== PROVIDED DATA ==

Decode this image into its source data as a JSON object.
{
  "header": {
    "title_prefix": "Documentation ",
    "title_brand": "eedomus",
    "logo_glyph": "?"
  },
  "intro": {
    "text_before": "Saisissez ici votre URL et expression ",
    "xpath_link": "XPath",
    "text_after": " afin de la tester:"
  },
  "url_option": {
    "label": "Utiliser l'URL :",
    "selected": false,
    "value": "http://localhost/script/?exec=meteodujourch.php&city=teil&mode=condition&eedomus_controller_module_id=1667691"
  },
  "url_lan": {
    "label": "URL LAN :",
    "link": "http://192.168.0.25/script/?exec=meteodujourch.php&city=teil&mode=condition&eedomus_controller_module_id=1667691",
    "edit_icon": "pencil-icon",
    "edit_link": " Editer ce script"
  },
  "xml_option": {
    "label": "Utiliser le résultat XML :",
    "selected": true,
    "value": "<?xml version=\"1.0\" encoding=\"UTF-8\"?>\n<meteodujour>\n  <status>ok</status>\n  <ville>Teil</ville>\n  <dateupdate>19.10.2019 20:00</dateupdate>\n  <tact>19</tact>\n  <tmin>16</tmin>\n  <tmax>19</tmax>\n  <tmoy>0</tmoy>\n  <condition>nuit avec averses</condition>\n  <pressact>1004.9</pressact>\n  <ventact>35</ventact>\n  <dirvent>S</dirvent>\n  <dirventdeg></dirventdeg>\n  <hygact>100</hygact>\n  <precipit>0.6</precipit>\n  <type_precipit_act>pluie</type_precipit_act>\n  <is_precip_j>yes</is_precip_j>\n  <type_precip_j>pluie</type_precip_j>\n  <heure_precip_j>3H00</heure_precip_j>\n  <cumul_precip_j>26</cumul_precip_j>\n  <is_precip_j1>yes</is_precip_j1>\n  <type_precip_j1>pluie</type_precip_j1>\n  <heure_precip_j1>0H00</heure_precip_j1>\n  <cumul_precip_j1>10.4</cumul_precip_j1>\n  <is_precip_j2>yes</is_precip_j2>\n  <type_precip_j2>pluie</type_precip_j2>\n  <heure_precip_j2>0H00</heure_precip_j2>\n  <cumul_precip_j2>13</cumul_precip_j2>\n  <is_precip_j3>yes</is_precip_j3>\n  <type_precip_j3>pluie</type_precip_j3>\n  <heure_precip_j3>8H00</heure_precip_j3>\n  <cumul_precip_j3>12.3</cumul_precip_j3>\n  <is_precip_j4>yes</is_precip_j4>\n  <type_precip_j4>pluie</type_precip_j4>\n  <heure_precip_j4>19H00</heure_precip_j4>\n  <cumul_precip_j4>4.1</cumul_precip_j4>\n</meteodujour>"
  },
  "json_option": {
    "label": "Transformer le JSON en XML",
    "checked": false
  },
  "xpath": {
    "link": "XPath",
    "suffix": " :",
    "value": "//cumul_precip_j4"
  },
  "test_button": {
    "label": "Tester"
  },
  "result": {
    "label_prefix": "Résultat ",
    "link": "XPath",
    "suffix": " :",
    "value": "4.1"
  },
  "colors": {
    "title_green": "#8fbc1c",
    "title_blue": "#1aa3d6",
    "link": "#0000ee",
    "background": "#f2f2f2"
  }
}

===

• _REQUEST_
What count of lines in the listing contain the word "script"? Reply with the number only.

• _TASK ANSWER_
3